* **GOAL OF THE EXERCISE**
Say how many lines contain the word "Daha". Only the number should be given.

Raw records
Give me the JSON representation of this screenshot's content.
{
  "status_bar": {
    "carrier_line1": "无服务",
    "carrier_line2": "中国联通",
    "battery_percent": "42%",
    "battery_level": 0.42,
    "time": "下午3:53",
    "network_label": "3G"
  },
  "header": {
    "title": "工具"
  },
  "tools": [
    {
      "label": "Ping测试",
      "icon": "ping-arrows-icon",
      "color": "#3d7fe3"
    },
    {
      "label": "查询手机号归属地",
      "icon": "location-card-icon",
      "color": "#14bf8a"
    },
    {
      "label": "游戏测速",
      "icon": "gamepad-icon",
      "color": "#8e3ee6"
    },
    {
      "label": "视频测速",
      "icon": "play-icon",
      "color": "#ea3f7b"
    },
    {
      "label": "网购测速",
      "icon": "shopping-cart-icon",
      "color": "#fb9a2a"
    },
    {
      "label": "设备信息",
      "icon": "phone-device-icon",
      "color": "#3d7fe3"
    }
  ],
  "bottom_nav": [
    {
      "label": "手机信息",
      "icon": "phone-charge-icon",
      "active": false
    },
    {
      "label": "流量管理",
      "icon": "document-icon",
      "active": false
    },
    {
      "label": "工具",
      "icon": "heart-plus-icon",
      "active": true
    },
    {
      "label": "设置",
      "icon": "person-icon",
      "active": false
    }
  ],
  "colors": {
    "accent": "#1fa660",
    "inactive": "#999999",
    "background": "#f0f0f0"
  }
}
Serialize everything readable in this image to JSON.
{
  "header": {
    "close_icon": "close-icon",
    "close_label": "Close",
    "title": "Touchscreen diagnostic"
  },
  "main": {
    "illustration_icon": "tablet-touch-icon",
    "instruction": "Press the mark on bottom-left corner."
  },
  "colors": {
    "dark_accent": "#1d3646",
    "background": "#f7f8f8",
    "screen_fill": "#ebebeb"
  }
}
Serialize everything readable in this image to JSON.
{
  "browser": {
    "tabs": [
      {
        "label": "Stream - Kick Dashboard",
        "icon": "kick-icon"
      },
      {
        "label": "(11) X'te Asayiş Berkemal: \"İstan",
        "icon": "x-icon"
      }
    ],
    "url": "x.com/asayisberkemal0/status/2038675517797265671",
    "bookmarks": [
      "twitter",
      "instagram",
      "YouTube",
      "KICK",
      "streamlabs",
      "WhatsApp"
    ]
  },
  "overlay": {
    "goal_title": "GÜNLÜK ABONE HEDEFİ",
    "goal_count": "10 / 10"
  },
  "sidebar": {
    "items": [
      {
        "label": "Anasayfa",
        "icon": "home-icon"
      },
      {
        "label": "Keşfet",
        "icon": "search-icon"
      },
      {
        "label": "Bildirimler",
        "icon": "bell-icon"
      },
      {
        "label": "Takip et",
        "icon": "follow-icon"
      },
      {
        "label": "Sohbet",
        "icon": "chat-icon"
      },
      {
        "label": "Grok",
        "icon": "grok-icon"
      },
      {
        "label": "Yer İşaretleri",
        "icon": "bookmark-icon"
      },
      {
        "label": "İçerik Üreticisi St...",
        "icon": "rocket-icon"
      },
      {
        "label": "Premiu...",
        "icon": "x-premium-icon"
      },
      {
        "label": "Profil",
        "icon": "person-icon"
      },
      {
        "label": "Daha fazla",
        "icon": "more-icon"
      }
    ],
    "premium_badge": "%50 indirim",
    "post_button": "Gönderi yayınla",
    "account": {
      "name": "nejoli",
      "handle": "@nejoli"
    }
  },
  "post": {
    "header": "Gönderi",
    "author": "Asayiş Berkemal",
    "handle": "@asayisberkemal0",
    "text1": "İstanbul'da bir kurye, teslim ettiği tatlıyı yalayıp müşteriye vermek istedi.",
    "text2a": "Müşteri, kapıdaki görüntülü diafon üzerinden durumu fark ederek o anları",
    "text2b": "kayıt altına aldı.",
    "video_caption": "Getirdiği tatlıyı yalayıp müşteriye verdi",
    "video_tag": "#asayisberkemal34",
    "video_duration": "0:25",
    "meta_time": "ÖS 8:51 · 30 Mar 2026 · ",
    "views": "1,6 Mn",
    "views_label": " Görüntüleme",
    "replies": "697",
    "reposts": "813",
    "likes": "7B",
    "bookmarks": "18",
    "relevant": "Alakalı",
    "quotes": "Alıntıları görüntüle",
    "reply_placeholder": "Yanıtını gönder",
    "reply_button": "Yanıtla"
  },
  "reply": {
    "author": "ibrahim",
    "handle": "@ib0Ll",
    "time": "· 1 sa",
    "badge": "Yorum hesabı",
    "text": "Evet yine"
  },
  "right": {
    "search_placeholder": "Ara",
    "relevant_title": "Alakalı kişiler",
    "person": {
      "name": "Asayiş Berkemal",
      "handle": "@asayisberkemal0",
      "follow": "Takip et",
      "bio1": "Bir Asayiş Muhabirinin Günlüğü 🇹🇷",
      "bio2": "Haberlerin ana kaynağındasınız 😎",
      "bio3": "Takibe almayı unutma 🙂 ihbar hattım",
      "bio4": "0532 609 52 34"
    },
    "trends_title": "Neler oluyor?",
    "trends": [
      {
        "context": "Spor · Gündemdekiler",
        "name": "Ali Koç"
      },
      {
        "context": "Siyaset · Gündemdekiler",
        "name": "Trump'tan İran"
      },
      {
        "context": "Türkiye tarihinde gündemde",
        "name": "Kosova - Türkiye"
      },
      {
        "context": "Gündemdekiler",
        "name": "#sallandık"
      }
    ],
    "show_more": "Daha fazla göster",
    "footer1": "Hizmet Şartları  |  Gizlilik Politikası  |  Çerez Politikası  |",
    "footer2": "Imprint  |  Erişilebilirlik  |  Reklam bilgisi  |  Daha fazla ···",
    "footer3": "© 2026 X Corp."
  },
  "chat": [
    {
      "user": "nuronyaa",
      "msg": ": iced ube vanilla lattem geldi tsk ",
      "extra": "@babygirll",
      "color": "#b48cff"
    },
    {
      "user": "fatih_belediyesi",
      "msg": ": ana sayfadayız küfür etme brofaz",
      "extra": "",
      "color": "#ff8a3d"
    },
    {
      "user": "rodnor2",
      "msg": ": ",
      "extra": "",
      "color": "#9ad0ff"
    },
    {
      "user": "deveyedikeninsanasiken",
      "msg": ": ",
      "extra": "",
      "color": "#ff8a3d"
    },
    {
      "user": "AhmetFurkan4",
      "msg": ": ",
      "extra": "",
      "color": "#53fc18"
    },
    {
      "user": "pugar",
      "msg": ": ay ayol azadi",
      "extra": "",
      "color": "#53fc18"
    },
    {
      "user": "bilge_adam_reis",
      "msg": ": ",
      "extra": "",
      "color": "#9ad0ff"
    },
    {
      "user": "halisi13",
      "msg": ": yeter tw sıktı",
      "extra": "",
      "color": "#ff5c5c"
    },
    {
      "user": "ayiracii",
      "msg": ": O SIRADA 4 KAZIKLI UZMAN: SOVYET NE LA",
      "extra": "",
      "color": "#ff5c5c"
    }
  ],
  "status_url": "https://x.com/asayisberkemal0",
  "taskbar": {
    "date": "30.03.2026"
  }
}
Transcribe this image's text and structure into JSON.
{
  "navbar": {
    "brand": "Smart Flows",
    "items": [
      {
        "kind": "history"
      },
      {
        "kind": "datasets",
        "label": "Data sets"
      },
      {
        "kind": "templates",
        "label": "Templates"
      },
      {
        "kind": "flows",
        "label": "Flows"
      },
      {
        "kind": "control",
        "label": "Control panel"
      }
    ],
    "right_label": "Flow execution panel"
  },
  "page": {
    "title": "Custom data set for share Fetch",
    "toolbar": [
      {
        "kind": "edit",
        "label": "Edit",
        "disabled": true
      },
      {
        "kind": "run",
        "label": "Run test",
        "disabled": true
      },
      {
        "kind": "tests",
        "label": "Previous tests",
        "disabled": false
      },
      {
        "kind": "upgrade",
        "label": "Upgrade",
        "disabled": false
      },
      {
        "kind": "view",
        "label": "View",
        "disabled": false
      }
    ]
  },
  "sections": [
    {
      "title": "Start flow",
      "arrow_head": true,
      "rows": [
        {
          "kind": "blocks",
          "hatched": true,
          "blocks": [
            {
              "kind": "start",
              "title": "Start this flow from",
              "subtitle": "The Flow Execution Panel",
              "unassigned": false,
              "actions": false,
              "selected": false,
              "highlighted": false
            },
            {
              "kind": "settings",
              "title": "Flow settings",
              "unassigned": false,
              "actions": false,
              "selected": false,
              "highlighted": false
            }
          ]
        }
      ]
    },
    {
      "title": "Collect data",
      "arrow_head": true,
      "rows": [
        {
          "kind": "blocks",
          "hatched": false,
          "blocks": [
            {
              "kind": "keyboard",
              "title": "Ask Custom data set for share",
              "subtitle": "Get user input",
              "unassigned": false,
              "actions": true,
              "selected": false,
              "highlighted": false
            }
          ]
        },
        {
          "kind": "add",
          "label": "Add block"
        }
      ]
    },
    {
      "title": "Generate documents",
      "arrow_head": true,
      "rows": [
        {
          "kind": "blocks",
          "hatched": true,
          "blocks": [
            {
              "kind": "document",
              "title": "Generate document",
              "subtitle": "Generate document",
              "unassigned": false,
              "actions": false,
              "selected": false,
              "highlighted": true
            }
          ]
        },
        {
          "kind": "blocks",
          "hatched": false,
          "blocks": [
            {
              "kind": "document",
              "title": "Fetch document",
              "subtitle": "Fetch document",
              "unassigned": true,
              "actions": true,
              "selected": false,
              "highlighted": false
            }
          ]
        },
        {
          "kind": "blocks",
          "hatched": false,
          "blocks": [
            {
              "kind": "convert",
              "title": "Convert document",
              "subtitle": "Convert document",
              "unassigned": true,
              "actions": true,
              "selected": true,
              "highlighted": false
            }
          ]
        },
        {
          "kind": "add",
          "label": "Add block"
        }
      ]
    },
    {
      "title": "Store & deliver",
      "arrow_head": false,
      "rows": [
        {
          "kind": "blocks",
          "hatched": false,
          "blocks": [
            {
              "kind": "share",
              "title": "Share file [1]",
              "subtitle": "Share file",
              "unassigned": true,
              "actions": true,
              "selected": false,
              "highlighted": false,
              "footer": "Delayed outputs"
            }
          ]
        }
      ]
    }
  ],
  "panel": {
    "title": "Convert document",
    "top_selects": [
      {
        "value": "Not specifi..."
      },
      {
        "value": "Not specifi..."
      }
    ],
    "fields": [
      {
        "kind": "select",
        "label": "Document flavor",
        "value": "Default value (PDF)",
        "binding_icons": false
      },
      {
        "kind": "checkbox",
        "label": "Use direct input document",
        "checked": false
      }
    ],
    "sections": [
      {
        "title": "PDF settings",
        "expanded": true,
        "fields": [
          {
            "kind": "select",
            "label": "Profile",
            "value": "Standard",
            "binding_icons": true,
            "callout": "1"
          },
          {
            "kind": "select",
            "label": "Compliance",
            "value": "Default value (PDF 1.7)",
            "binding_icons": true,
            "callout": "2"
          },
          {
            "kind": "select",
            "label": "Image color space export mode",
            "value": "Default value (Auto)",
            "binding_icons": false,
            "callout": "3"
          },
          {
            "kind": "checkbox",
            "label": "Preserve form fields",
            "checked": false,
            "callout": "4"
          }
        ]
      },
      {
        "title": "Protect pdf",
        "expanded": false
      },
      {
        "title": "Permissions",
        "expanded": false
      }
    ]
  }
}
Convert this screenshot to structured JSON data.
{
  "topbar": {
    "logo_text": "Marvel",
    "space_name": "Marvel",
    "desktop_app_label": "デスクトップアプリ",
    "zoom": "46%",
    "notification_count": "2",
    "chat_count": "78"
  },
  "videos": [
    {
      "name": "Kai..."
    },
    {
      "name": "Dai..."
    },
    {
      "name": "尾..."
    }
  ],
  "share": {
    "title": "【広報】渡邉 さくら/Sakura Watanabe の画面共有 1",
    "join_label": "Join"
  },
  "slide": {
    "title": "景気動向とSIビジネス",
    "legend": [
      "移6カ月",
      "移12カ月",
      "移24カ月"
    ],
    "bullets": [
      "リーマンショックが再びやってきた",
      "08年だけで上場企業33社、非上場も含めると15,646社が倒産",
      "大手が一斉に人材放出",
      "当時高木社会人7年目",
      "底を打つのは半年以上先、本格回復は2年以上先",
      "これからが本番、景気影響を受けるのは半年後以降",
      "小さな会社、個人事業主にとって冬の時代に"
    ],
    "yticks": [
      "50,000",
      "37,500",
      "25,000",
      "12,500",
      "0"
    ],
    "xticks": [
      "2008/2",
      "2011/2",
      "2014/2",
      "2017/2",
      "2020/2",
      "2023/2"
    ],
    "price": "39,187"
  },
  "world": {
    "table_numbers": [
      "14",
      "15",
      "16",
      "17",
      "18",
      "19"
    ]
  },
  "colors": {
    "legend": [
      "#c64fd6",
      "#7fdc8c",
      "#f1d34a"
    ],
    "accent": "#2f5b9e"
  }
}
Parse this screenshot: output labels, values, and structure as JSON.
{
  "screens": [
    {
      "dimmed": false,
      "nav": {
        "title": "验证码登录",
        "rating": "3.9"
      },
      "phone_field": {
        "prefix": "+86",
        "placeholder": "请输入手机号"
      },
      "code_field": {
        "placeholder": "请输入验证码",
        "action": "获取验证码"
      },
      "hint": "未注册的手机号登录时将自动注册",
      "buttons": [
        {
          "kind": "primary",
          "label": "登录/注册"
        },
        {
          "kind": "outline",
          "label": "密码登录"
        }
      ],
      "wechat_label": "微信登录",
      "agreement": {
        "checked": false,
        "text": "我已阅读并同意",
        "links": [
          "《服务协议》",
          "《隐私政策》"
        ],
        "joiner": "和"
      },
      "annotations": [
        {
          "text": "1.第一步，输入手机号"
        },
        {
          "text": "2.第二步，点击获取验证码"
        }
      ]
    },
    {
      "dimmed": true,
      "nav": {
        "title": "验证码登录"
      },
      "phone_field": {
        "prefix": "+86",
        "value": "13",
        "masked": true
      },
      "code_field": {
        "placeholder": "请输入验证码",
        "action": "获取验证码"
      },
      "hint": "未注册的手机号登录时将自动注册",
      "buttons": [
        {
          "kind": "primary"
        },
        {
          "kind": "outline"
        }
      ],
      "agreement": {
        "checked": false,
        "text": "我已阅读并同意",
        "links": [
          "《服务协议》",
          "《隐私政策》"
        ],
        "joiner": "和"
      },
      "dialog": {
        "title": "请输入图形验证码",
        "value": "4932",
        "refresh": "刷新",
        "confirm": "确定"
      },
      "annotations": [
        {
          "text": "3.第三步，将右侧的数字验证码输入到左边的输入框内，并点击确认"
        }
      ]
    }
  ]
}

* **FULL RESPONSE**
3